Do this:
Reproduce the records below in full, changing every instance of "grid-row-line" to "horizontal-grid-line" and leaving all other text untouched.

Available records:
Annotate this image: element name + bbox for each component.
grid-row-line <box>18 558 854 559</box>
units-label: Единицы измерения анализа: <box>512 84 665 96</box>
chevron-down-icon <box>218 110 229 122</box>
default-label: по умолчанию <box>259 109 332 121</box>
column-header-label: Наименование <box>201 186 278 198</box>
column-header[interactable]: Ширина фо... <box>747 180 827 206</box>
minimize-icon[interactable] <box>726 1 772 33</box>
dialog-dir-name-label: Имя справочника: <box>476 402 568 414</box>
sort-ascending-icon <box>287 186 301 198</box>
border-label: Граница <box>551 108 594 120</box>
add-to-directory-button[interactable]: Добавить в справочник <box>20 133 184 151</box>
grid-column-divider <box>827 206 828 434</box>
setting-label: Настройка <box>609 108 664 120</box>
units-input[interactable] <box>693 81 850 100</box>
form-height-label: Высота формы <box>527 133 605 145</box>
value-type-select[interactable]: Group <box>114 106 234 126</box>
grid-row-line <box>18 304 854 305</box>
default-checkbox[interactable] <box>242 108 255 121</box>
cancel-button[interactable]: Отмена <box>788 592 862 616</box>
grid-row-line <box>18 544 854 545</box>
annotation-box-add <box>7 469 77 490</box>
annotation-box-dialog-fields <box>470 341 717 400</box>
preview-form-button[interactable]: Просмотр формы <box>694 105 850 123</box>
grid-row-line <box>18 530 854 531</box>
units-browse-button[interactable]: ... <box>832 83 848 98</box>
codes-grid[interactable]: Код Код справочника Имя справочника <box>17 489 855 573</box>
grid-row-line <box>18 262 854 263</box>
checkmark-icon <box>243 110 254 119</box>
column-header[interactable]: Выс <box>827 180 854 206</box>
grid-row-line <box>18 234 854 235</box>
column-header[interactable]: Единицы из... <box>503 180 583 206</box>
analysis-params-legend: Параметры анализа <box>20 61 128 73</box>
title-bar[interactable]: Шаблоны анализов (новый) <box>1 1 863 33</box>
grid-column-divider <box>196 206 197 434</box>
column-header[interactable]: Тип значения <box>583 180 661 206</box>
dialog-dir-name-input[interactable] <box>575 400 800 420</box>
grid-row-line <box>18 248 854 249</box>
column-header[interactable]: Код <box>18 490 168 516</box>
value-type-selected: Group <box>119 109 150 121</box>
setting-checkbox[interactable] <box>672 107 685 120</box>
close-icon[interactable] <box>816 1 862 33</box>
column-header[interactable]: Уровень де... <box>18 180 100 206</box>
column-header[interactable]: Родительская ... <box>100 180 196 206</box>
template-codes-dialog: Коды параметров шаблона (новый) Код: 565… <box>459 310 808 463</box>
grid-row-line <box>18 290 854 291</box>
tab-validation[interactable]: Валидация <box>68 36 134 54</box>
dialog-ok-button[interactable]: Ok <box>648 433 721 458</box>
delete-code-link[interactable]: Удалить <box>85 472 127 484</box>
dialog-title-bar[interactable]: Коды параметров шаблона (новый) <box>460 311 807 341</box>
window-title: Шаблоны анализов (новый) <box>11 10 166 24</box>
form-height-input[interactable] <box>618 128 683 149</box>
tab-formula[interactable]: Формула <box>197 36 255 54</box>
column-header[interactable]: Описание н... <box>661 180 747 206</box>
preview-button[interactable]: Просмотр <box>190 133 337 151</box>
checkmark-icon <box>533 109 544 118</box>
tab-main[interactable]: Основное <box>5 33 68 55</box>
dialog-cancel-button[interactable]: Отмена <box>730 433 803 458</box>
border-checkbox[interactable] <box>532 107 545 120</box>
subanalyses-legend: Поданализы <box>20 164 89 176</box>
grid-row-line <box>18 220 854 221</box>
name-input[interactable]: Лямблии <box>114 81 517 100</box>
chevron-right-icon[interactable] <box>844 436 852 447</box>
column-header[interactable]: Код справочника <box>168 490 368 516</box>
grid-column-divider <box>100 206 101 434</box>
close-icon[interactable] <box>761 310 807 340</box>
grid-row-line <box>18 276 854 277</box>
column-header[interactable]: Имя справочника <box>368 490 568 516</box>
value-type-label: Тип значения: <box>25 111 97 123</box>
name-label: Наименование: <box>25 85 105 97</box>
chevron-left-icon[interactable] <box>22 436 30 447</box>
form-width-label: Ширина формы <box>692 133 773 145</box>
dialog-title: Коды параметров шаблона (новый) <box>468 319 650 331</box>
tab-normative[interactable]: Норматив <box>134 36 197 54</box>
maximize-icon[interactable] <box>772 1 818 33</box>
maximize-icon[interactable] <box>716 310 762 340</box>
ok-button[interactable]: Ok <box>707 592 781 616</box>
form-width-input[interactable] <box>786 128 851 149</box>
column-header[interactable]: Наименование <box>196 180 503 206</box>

Response to the task:
Annotate this image: element name + bbox for each component.
horizontal-grid-line <box>18 558 854 559</box>
units-label: Единицы измерения анализа: <box>512 84 665 96</box>
chevron-down-icon <box>218 110 229 122</box>
default-label: по умолчанию <box>259 109 332 121</box>
column-header-label: Наименование <box>201 186 278 198</box>
column-header[interactable]: Ширина фо... <box>747 180 827 206</box>
minimize-icon[interactable] <box>726 1 772 33</box>
dialog-dir-name-label: Имя справочника: <box>476 402 568 414</box>
sort-ascending-icon <box>287 186 301 198</box>
border-label: Граница <box>551 108 594 120</box>
add-to-directory-button[interactable]: Добавить в справочник <box>20 133 184 151</box>
grid-column-divider <box>827 206 828 434</box>
setting-label: Настройка <box>609 108 664 120</box>
units-input[interactable] <box>693 81 850 100</box>
form-height-label: Высота формы <box>527 133 605 145</box>
value-type-select[interactable]: Group <box>114 106 234 126</box>
horizontal-grid-line <box>18 304 854 305</box>
default-checkbox[interactable] <box>242 108 255 121</box>
cancel-button[interactable]: Отмена <box>788 592 862 616</box>
horizontal-grid-line <box>18 544 854 545</box>
annotation-box-add <box>7 469 77 490</box>
annotation-box-dialog-fields <box>470 341 717 400</box>
preview-form-button[interactable]: Просмотр формы <box>694 105 850 123</box>
horizontal-grid-line <box>18 530 854 531</box>
units-browse-button[interactable]: ... <box>832 83 848 98</box>
codes-grid[interactable]: Код Код справочника Имя справочника <box>17 489 855 573</box>
horizontal-grid-line <box>18 262 854 263</box>
checkmark-icon <box>243 110 254 119</box>
column-header[interactable]: Выс <box>827 180 854 206</box>
horizontal-grid-line <box>18 234 854 235</box>
column-header[interactable]: Единицы из... <box>503 180 583 206</box>
analysis-params-legend: Параметры анализа <box>20 61 128 73</box>
title-bar[interactable]: Шаблоны анализов (новый) <box>1 1 863 33</box>
grid-column-divider <box>196 206 197 434</box>
column-header[interactable]: Тип значения <box>583 180 661 206</box>
dialog-dir-name-input[interactable] <box>575 400 800 420</box>
horizontal-grid-line <box>18 248 854 249</box>
column-header[interactable]: Код <box>18 490 168 516</box>
value-type-selected: Group <box>119 109 150 121</box>
setting-checkbox[interactable] <box>672 107 685 120</box>
close-icon[interactable] <box>816 1 862 33</box>
column-header[interactable]: Уровень де... <box>18 180 100 206</box>
column-header[interactable]: Родительская ... <box>100 180 196 206</box>
template-codes-dialog: Коды параметров шаблона (новый) Код: 565… <box>459 310 808 463</box>
horizontal-grid-line <box>18 290 854 291</box>
tab-validation[interactable]: Валидация <box>68 36 134 54</box>
dialog-ok-button[interactable]: Ok <box>648 433 721 458</box>
delete-code-link[interactable]: Удалить <box>85 472 127 484</box>
dialog-title-bar[interactable]: Коды параметров шаблона (новый) <box>460 311 807 341</box>
window-title: Шаблоны анализов (новый) <box>11 10 166 24</box>
form-height-input[interactable] <box>618 128 683 149</box>
tab-formula[interactable]: Формула <box>197 36 255 54</box>
column-header[interactable]: Описание н... <box>661 180 747 206</box>
preview-button[interactable]: Просмотр <box>190 133 337 151</box>
checkmark-icon <box>533 109 544 118</box>
tab-main[interactable]: Основное <box>5 33 68 55</box>
dialog-cancel-button[interactable]: Отмена <box>730 433 803 458</box>
border-checkbox[interactable] <box>532 107 545 120</box>
subanalyses-legend: Поданализы <box>20 164 89 176</box>
horizontal-grid-line <box>18 220 854 221</box>
name-input[interactable]: Лямблии <box>114 81 517 100</box>
chevron-right-icon[interactable] <box>844 436 852 447</box>
column-header[interactable]: Код справочника <box>168 490 368 516</box>
grid-column-divider <box>100 206 101 434</box>
close-icon[interactable] <box>761 310 807 340</box>
horizontal-grid-line <box>18 276 854 277</box>
column-header[interactable]: Имя справочника <box>368 490 568 516</box>
value-type-label: Тип значения: <box>25 111 97 123</box>
name-label: Наименование: <box>25 85 105 97</box>
chevron-left-icon[interactable] <box>22 436 30 447</box>
form-width-label: Ширина формы <box>692 133 773 145</box>
dialog-title: Коды параметров шаблона (новый) <box>468 319 650 331</box>
tab-normative[interactable]: Норматив <box>134 36 197 54</box>
maximize-icon[interactable] <box>772 1 818 33</box>
maximize-icon[interactable] <box>716 310 762 340</box>
ok-button[interactable]: Ok <box>707 592 781 616</box>
form-width-input[interactable] <box>786 128 851 149</box>
column-header[interactable]: Наименование <box>196 180 503 206</box>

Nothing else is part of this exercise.